__WHAT TO DO__
Copy out the lines that include the word "Components".

(Stored data)

________________________________________

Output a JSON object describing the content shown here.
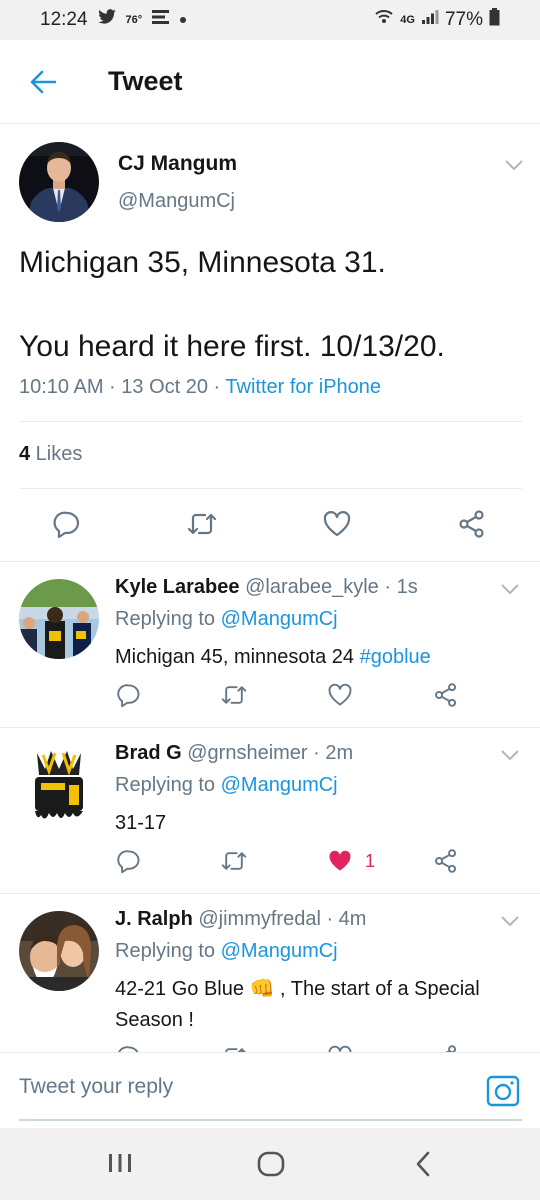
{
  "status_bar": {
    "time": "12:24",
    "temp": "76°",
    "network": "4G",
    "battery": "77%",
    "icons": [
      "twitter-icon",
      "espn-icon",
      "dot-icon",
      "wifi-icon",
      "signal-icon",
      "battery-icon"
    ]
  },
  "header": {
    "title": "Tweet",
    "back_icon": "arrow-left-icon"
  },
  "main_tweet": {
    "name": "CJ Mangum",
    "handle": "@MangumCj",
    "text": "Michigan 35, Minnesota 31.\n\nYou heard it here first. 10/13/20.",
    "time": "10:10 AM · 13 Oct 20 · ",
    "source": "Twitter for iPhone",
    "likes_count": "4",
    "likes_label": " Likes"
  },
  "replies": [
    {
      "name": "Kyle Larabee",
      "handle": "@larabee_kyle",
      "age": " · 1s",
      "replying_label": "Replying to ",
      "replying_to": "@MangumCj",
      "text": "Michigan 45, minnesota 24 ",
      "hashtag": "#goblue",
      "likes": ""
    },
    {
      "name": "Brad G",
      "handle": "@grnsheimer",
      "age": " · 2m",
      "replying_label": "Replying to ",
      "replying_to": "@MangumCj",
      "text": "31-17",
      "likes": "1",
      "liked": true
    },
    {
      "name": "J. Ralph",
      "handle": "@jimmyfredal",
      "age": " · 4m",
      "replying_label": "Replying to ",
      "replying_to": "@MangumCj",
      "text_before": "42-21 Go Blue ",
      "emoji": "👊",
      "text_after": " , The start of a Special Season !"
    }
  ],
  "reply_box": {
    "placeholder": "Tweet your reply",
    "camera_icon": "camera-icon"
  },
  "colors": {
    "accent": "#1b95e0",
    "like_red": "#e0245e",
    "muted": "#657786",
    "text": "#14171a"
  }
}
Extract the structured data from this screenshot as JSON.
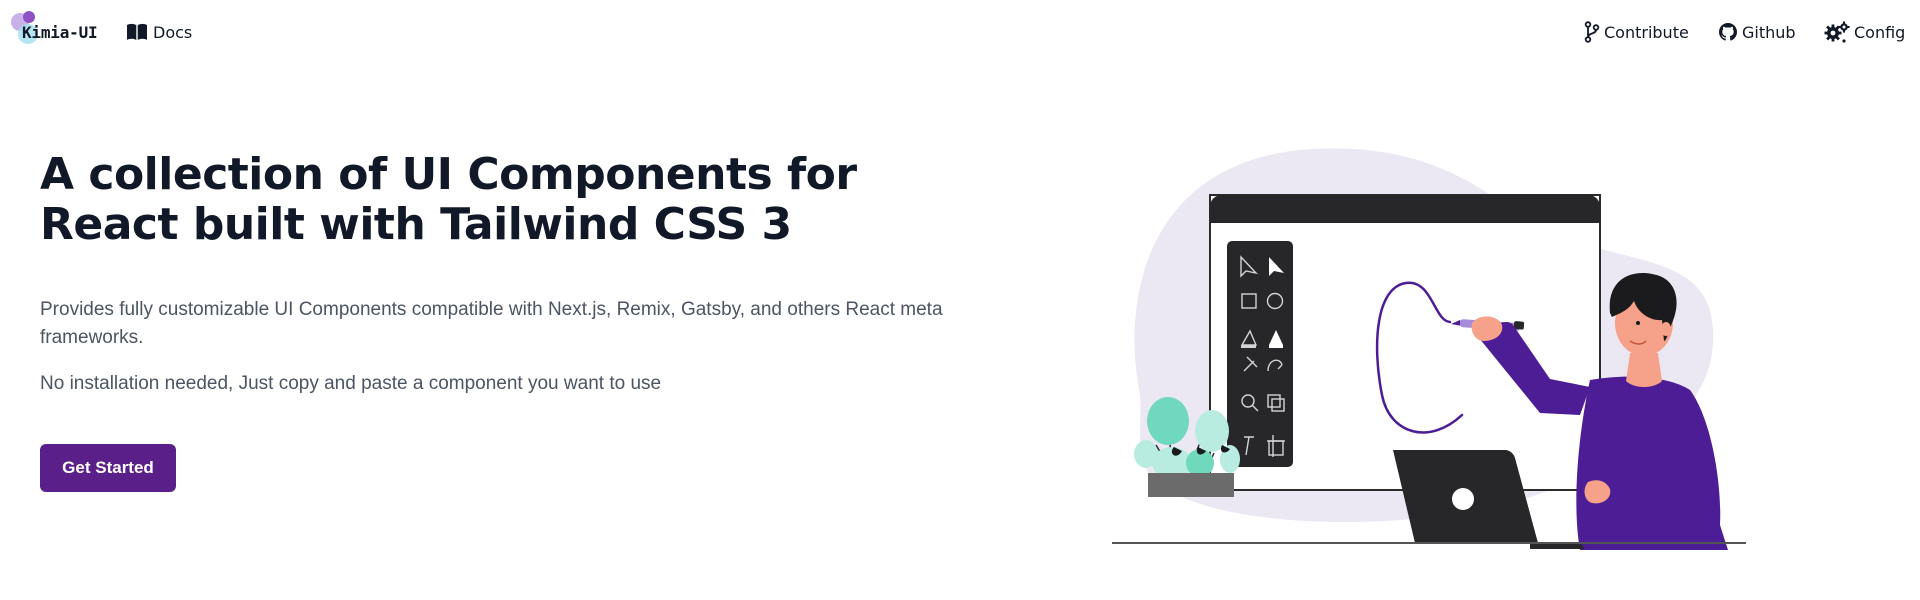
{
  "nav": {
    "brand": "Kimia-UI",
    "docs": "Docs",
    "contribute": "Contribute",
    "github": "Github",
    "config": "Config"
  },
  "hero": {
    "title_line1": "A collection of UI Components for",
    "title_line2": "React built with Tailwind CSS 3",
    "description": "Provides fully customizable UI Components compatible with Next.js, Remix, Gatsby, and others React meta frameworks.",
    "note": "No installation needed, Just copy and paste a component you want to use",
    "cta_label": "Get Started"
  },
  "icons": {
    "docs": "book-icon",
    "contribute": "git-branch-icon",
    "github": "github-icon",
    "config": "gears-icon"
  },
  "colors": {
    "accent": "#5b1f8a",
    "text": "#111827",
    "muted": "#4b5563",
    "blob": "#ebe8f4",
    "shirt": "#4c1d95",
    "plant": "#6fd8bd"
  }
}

________________________________________

__RESULT OF THE EXERCISE__
    "title_line1": "A collection of UI Components for",
    "description": "Provides fully customizable UI Components compatible with Next.js, Remix, Gatsby, and others React meta frameworks.",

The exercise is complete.